• EXERCISE DETAILS:
Every entry here needs to be repeated exactly.

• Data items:
* * * * * * * * *
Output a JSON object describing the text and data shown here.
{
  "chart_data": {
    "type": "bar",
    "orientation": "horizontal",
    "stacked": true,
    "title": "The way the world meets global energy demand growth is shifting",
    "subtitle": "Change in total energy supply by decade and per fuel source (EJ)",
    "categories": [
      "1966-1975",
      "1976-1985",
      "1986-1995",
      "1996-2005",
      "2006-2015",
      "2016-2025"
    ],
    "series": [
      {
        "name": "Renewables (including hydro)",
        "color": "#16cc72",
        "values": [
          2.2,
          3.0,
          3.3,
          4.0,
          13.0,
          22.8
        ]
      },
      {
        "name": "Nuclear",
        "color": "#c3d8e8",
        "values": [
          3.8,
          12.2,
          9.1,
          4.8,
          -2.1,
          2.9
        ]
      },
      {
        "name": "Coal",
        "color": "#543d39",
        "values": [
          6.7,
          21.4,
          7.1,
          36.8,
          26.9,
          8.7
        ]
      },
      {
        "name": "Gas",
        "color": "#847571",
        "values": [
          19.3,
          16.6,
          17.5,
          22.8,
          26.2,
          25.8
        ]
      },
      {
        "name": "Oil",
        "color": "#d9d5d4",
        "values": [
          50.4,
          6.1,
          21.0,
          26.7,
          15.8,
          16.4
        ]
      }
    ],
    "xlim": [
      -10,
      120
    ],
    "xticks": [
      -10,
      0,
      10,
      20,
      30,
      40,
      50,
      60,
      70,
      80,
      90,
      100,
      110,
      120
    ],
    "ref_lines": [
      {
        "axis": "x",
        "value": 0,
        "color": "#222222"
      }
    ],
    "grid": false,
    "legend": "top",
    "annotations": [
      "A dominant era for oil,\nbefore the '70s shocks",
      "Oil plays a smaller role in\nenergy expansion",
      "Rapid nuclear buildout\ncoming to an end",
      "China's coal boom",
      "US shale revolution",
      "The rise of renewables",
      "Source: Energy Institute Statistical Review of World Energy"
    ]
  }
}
* * * * * * * * *
• RESPONSE TO THE EXERCISE:
Output a JSON object describing the text and data shown here.
{
  "chart_data": {
    "type": "bar",
    "orientation": "horizontal",
    "stacked": true,
    "title": "The way the world meets global energy demand growth is shifting",
    "subtitle": "Change in total energy supply by decade and per fuel source (EJ)",
    "categories": [
      "1966-1975",
      "1976-1985",
      "1986-1995",
      "1996-2005",
      "2006-2015",
      "2016-2025"
    ],
    "series": [
      {
        "name": "Renewables (including hydro)",
        "color": "#16cc72",
        "values": [
          2.2,
          3.0,
          3.3,
          4.0,
          13.0,
          22.8
        ]
      },
      {
        "name": "Nuclear",
        "color": "#c3d8e8",
        "values": [
          3.8,
          12.2,
          9.1,
          4.8,
          -2.1,
          2.9
        ]
      },
      {
        "name": "Coal",
        "color": "#543d39",
        "values": [
          6.7,
          21.4,
          7.1,
          36.8,
          26.9,
          8.7
        ]
      },
      {
        "name": "Gas",
        "color": "#847571",
        "values": [
          19.3,
          16.6,
          17.5,
          22.8,
          26.2,
          25.8
        ]
      },
      {
        "name": "Oil",
        "color": "#d9d5d4",
        "values": [
          50.4,
          6.1,
          21.0,
          26.7,
          15.8,
          16.4
        ]
      }
    ],
    "xlim": [
      -10,
      120
    ],
    "xticks": [
      -10,
      0,
      10,
      20,
      30,
      40,
      50,
      60,
      70,
      80,
      90,
      100,
      110,
      120
    ],
    "ref_lines": [
      {
        "axis": "x",
        "value": 0,
        "color": "#222222"
      }
    ],
    "grid": false,
    "legend": "top",
    "annotations": [
      "A dominant era for oil,\nbefore the '70s shocks",
      "Oil plays a smaller role in\nenergy expansion",
      "Rapid nuclear buildout\ncoming to an end",
      "China's coal boom",
      "US shale revolution",
      "The rise of renewables",
      "Source: Energy Institute Statistical Review of World Energy"
    ]
  }
}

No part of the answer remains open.